---- Available records

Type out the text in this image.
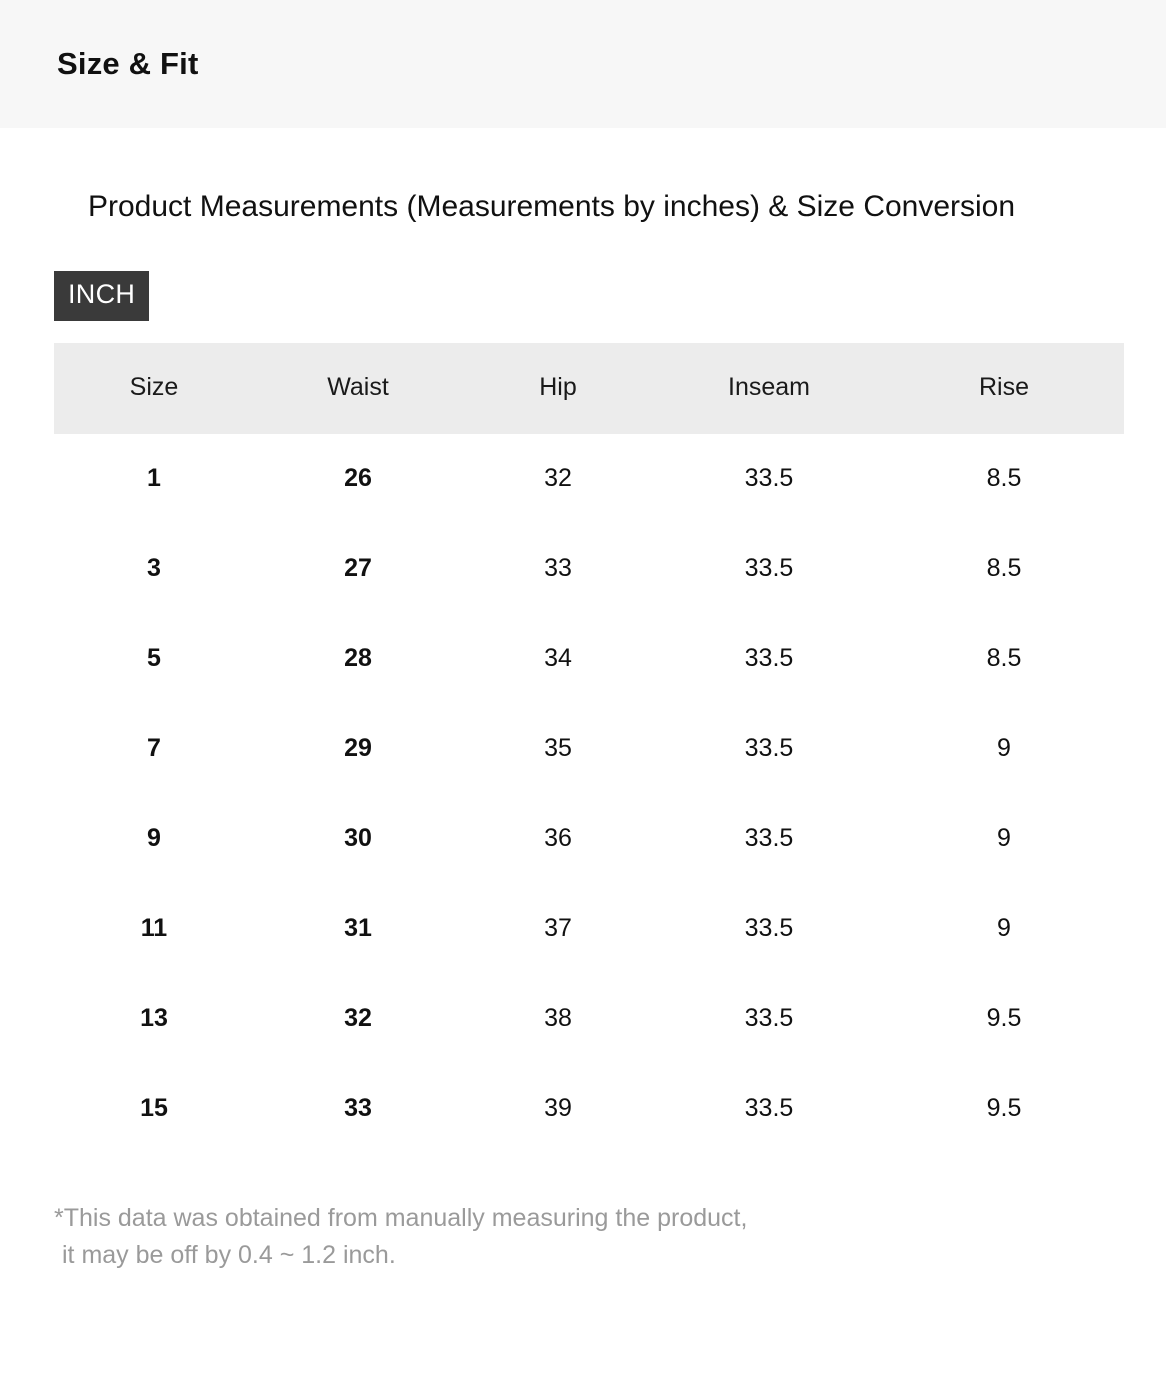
Size & Fit
Product Measurements (Measurements by inches) & Size Conversion
INCH
Size	Waist	Hip	Inseam	Rise
1	26	32	33.5	8.5
3	27	33	33.5	8.5
5	28	34	33.5	8.5
7	29	35	33.5	9
9	30	36	33.5	9
11	31	37	33.5	9
13	32	38	33.5	9.5
15	33	39	33.5	9.5
*This data was obtained from manually measuring the product,
it may be off by 0.4 ~ 1.2 inch.
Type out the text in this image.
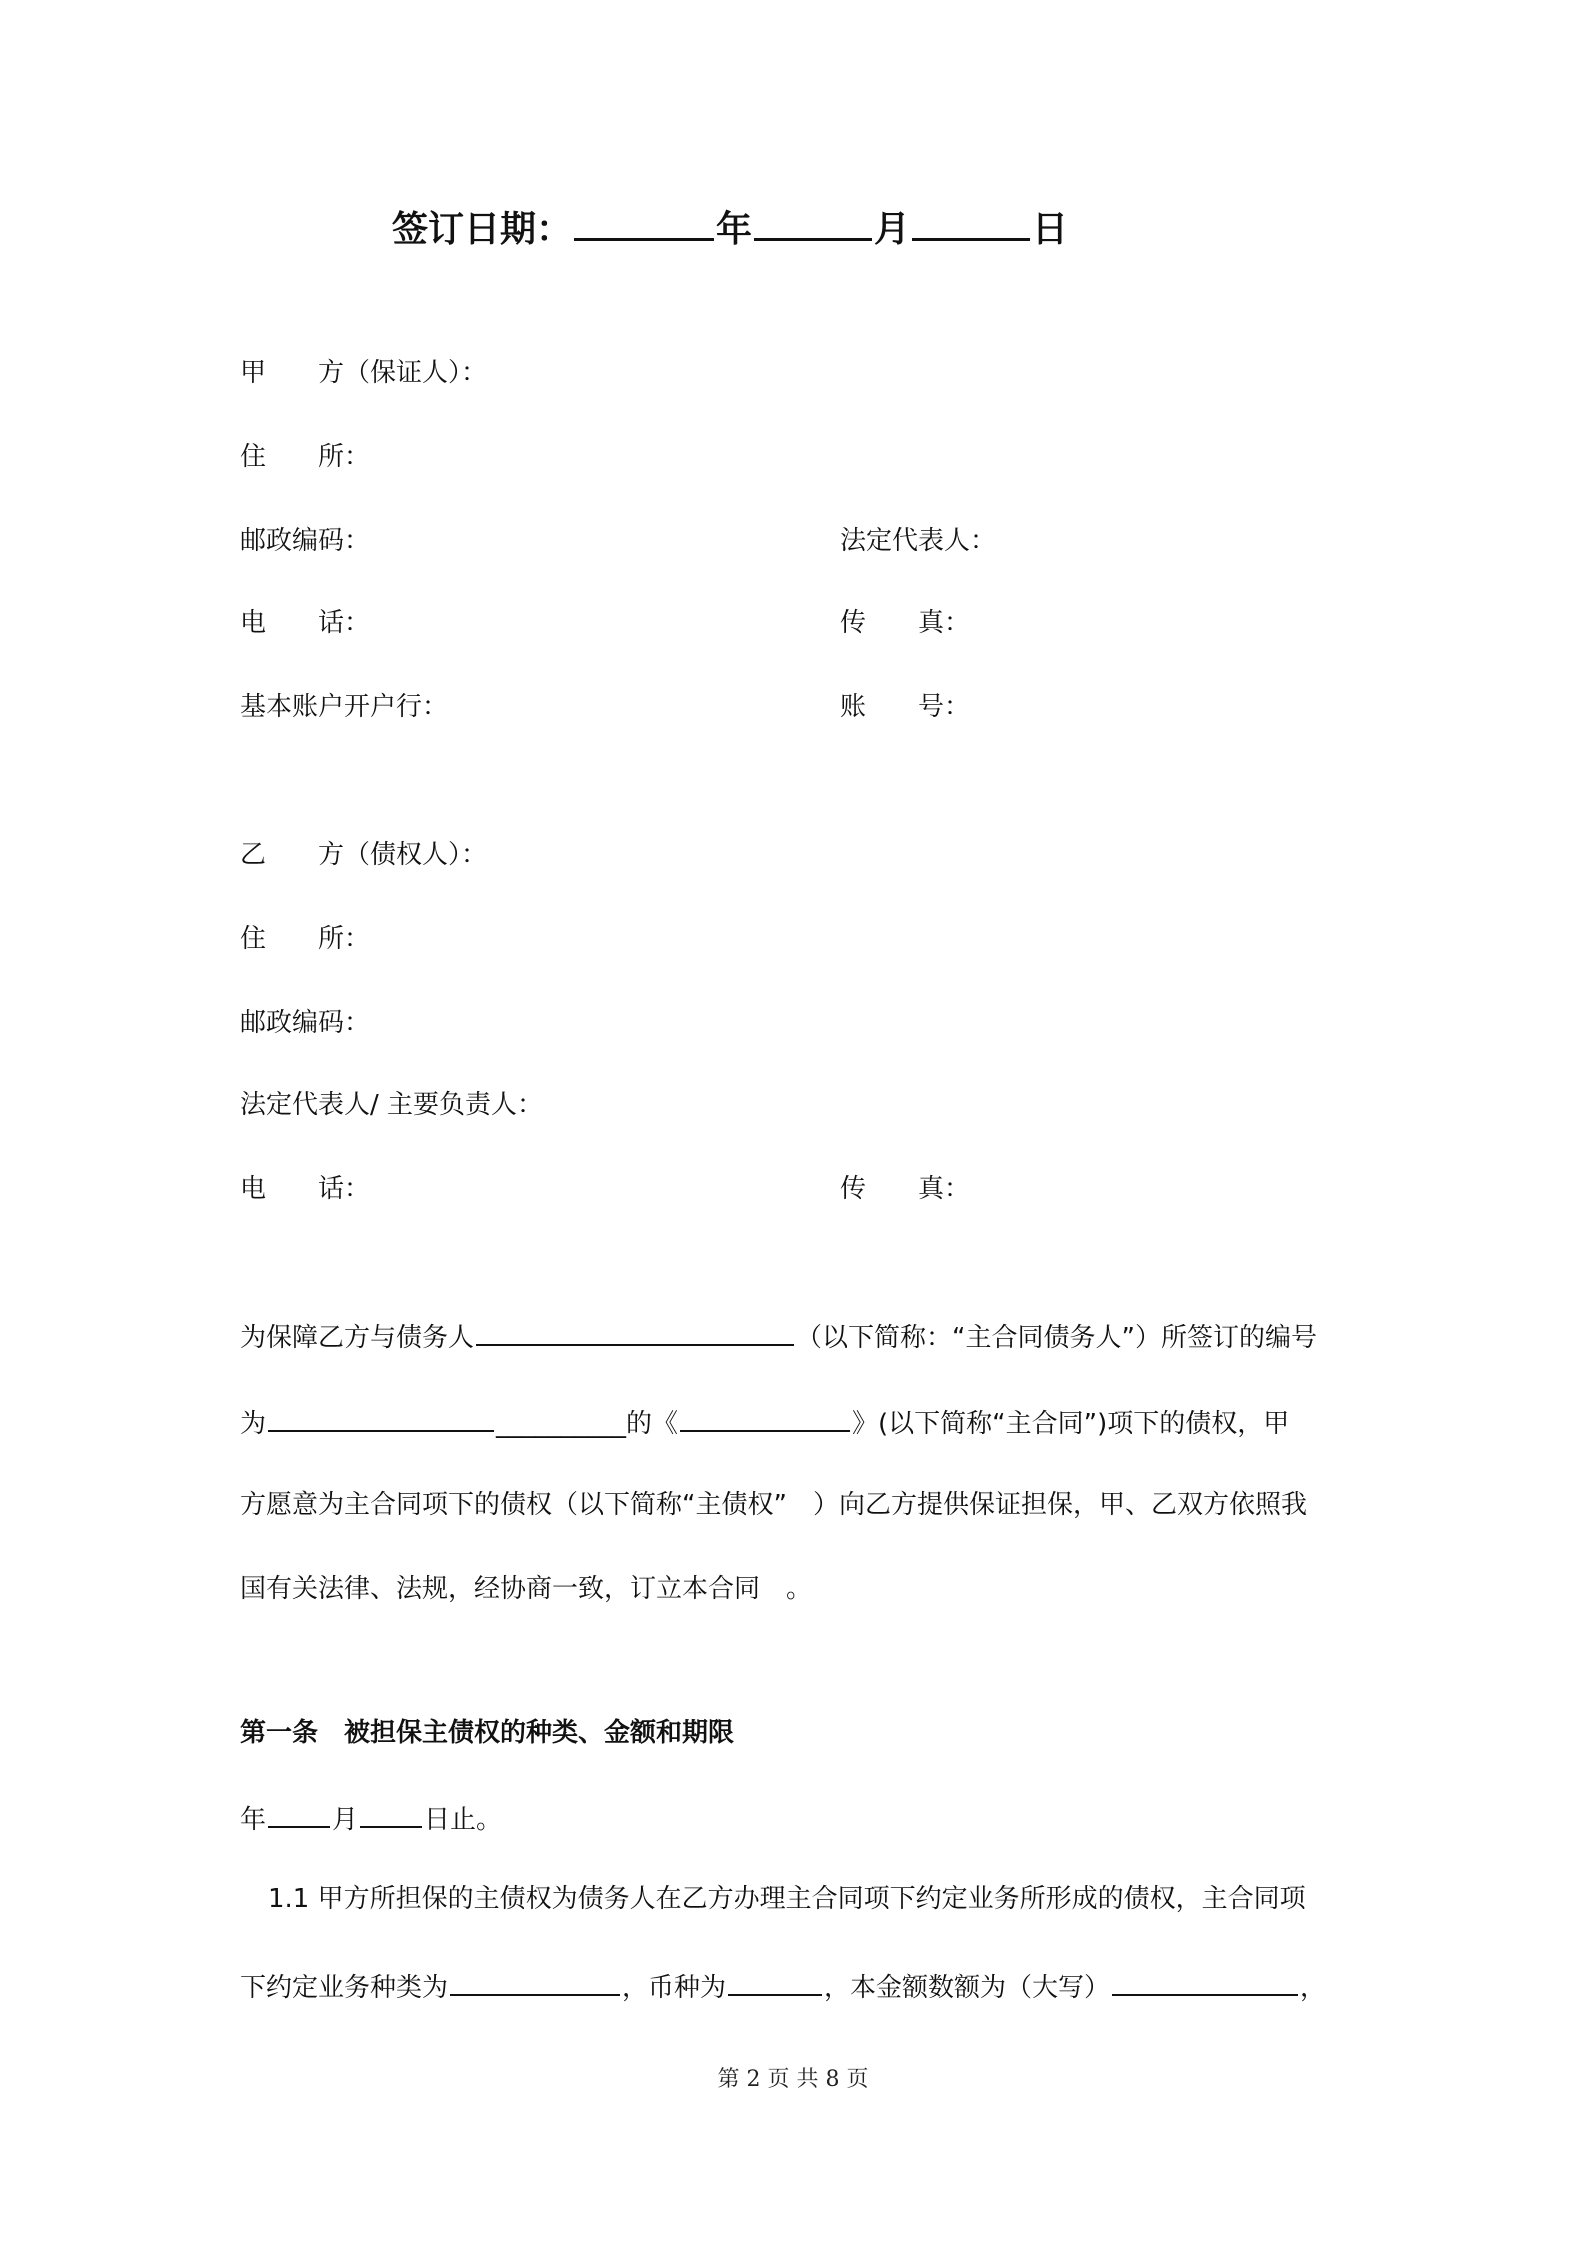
签订日期：	年	月	日
甲　　方（保证人）：
住　　所：
邮政编码：	法定代表人：
电　　话：	传　　真：
基本账户开户行：	账　　号：
乙　　方（债权人）：
住　　所：
邮政编码：
法定代表人/ 主要负责人：
电　　话：	传　　真：
为保障乙方与债务人	（以下简称：“主合同债务人”）所签订的编号
为	__________的《	》(以下简称“主合同”)项下的债权，甲
方愿意为主合同项下的债权（以下简称“主债权”　）向乙方提供保证担保，甲、乙双方依照我
国有关法律、法规，经协商一致，订立本合同　。
第一条　被担保主债权的种类、金额和期限
年	月	日止。
1.1 甲方所担保的主债权为债务人在乙方办理主合同项下约定业务所形成的债权，主合同项
下约定业务种类为	，币种为	，本金额数额为（大写）	，
第 2 页 共 8 页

--------

Set task:
Make an exact copy of the data above, pictures excluded.

Completed exercise:
Type out the text in this image.
Size & Fit
Product Measurements (Measurements by inches) & Size Conversion
INCH
Size	Waist	Hip	Inseam	Rise
1	26	32	33.5	8.5
3	27	33	33.5	8.5
5	28	34	33.5	8.5
7	29	35	33.5	9
9	30	36	33.5	9
11	31	37	33.5	9
13	32	38	33.5	9.5
15	33	39	33.5	9.5
*This data was obtained from manually measuring the product,
it may be off by 0.4 ~ 1.2 inch.
Type out the text in this image.
签订日期：	年	月	日
甲　　方（保证人）：
住　　所：
邮政编码：	法定代表人：
电　　话：	传　　真：
基本账户开户行：	账　　号：
乙　　方（债权人）：
住　　所：
邮政编码：
法定代表人/ 主要负责人：
电　　话：	传　　真：
为保障乙方与债务人	（以下简称：“主合同债务人”）所签订的编号
为	__________的《	》(以下简称“主合同”)项下的债权，甲
方愿意为主合同项下的债权（以下简称“主债权”　）向乙方提供保证担保，甲、乙双方依照我
国有关法律、法规，经协商一致，订立本合同　。
第一条　被担保主债权的种类、金额和期限
年	月	日止。
1.1 甲方所担保的主债权为债务人在乙方办理主合同项下约定业务所形成的债权，主合同项
下约定业务种类为	，币种为	，本金额数额为（大写）	，
第 2 页 共 8 页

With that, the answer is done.